◆ **Written instruction**: Copy the lines holding the word "の合格範囲", all of them.

# Start of Task inputs

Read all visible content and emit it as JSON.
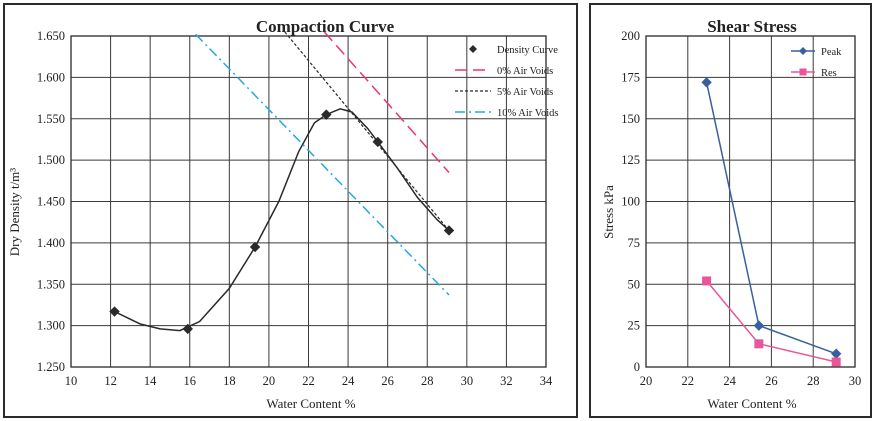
{
  "chart_data": [
    {
      "type": "line",
      "title": "Compaction Curve",
      "xlabel": "Water Content %",
      "ylabel": "Dry Density t/m³",
      "xlim": [
        10,
        34
      ],
      "ylim": [
        1.25,
        1.65
      ],
      "xticks": [
        "10",
        "12",
        "14",
        "16",
        "18",
        "20",
        "22",
        "24",
        "26",
        "28",
        "30",
        "32",
        "34"
      ],
      "yticks": [
        "1.250",
        "1.300",
        "1.350",
        "1.400",
        "1.450",
        "1.500",
        "1.550",
        "1.600",
        "1.650"
      ],
      "grid": true,
      "legend_position": "top-right",
      "series": [
        {
          "name": "Density Curve",
          "color": "#2a2a2a",
          "marker": "diamond",
          "points": [
            [
              12.2,
              1.317
            ],
            [
              15.9,
              1.296
            ],
            [
              19.3,
              1.395
            ],
            [
              22.9,
              1.555
            ],
            [
              25.5,
              1.522
            ],
            [
              29.1,
              1.415
            ]
          ],
          "curve": [
            [
              12.2,
              1.317
            ],
            [
              13.5,
              1.302
            ],
            [
              14.5,
              1.296
            ],
            [
              15.5,
              1.294
            ],
            [
              16.5,
              1.305
            ],
            [
              18.0,
              1.345
            ],
            [
              19.3,
              1.395
            ],
            [
              20.5,
              1.45
            ],
            [
              21.5,
              1.51
            ],
            [
              22.3,
              1.545
            ],
            [
              22.9,
              1.555
            ],
            [
              23.6,
              1.562
            ],
            [
              24.2,
              1.558
            ],
            [
              25.0,
              1.538
            ],
            [
              25.5,
              1.522
            ],
            [
              26.5,
              1.49
            ],
            [
              27.5,
              1.455
            ],
            [
              28.5,
              1.428
            ],
            [
              29.1,
              1.415
            ]
          ]
        },
        {
          "name": "0% Air Voids",
          "color": "#e8357a",
          "style": "dashed",
          "points": [
            [
              22.8,
              1.655
            ],
            [
              29.1,
              1.485
            ]
          ]
        },
        {
          "name": "5% Air Voids",
          "color": "#2a2a2a",
          "style": "dotted",
          "points": [
            [
              20.8,
              1.655
            ],
            [
              29.1,
              1.415
            ]
          ]
        },
        {
          "name": "10% Air Voids",
          "color": "#25a8e0",
          "style": "dashdot",
          "points": [
            [
              16.3,
              1.652
            ],
            [
              29.1,
              1.337
            ]
          ]
        }
      ]
    },
    {
      "type": "line",
      "title": "Shear Stress",
      "xlabel": "Water Content %",
      "ylabel": "Stress kPa",
      "xlim": [
        20,
        30
      ],
      "ylim": [
        0,
        200
      ],
      "xticks": [
        "20",
        "22",
        "24",
        "26",
        "28",
        "30"
      ],
      "yticks": [
        "0",
        "25",
        "50",
        "75",
        "100",
        "125",
        "150",
        "175",
        "200"
      ],
      "grid": true,
      "legend_position": "top-right",
      "series": [
        {
          "name": "Peak",
          "color": "#3a5f9e",
          "marker": "diamond",
          "points": [
            [
              22.9,
              172
            ],
            [
              25.4,
              25
            ],
            [
              29.1,
              8
            ]
          ]
        },
        {
          "name": "Res",
          "color": "#e8579a",
          "marker": "square",
          "points": [
            [
              22.9,
              52
            ],
            [
              25.4,
              14
            ],
            [
              29.1,
              3
            ]
          ]
        }
      ]
    }
  ]
}
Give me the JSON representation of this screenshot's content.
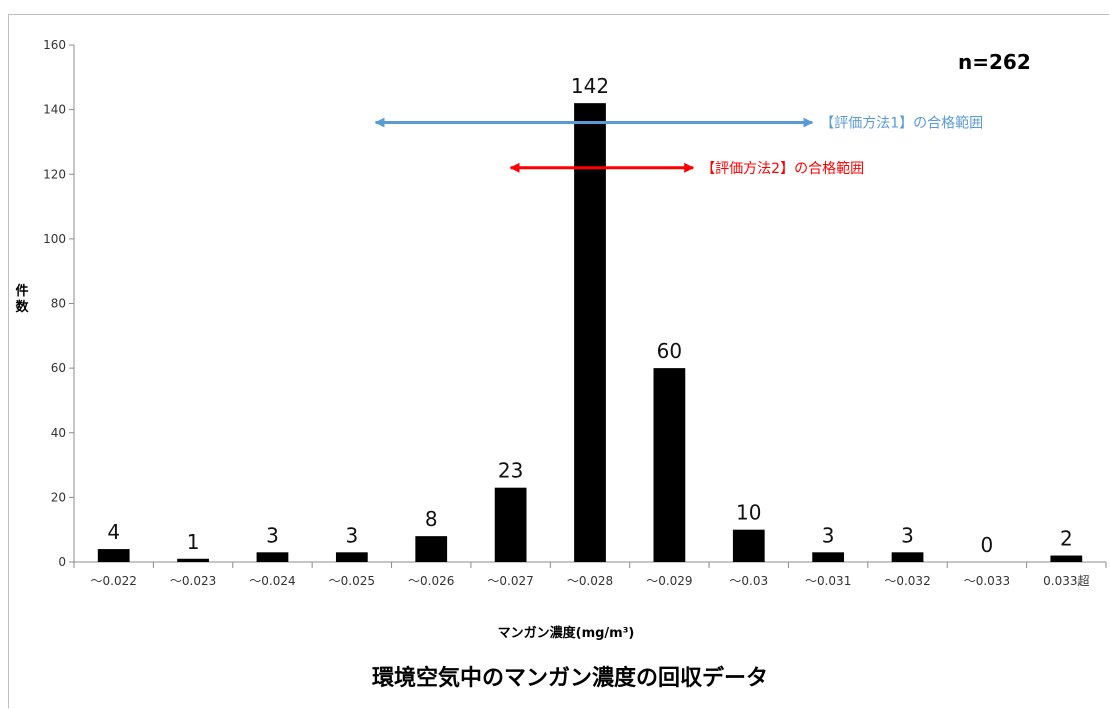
{
  "chart_data": {
    "type": "bar",
    "title": "環境空気中のマンガン濃度の回収データ",
    "xlabel": "マンガン濃度(mg/m³)",
    "ylabel": "件数",
    "ylim": [
      0,
      160
    ],
    "yticks": [
      0,
      20,
      40,
      60,
      80,
      100,
      120,
      140,
      160
    ],
    "grid": false,
    "categories": [
      "～0.022",
      "～0.023",
      "～0.024",
      "～0.025",
      "～0.026",
      "～0.027",
      "～0.028",
      "～0.029",
      "～0.03",
      "～0.031",
      "～0.032",
      "～0.033",
      "0.033超"
    ],
    "values": [
      4,
      1,
      3,
      3,
      8,
      23,
      142,
      60,
      10,
      3,
      3,
      0,
      2
    ],
    "bar_color": "#000000",
    "annotations": {
      "sample_size": "n=262",
      "ranges": [
        {
          "label": "【評価方法1】の合格範囲",
          "color": "#5b9bd5",
          "y": 136,
          "from_category_index": 3.8,
          "to_category_index": 9.3
        },
        {
          "label": "【評価方法2】の合格範囲",
          "color": "#ff0000",
          "y": 122,
          "from_category_index": 5.5,
          "to_category_index": 7.8
        }
      ]
    }
  }
}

# End of Task inputs

◆ **Solution to the problem**:
          "label": "【評価方法1】の合格範囲",
          "label": "【評価方法2】の合格範囲",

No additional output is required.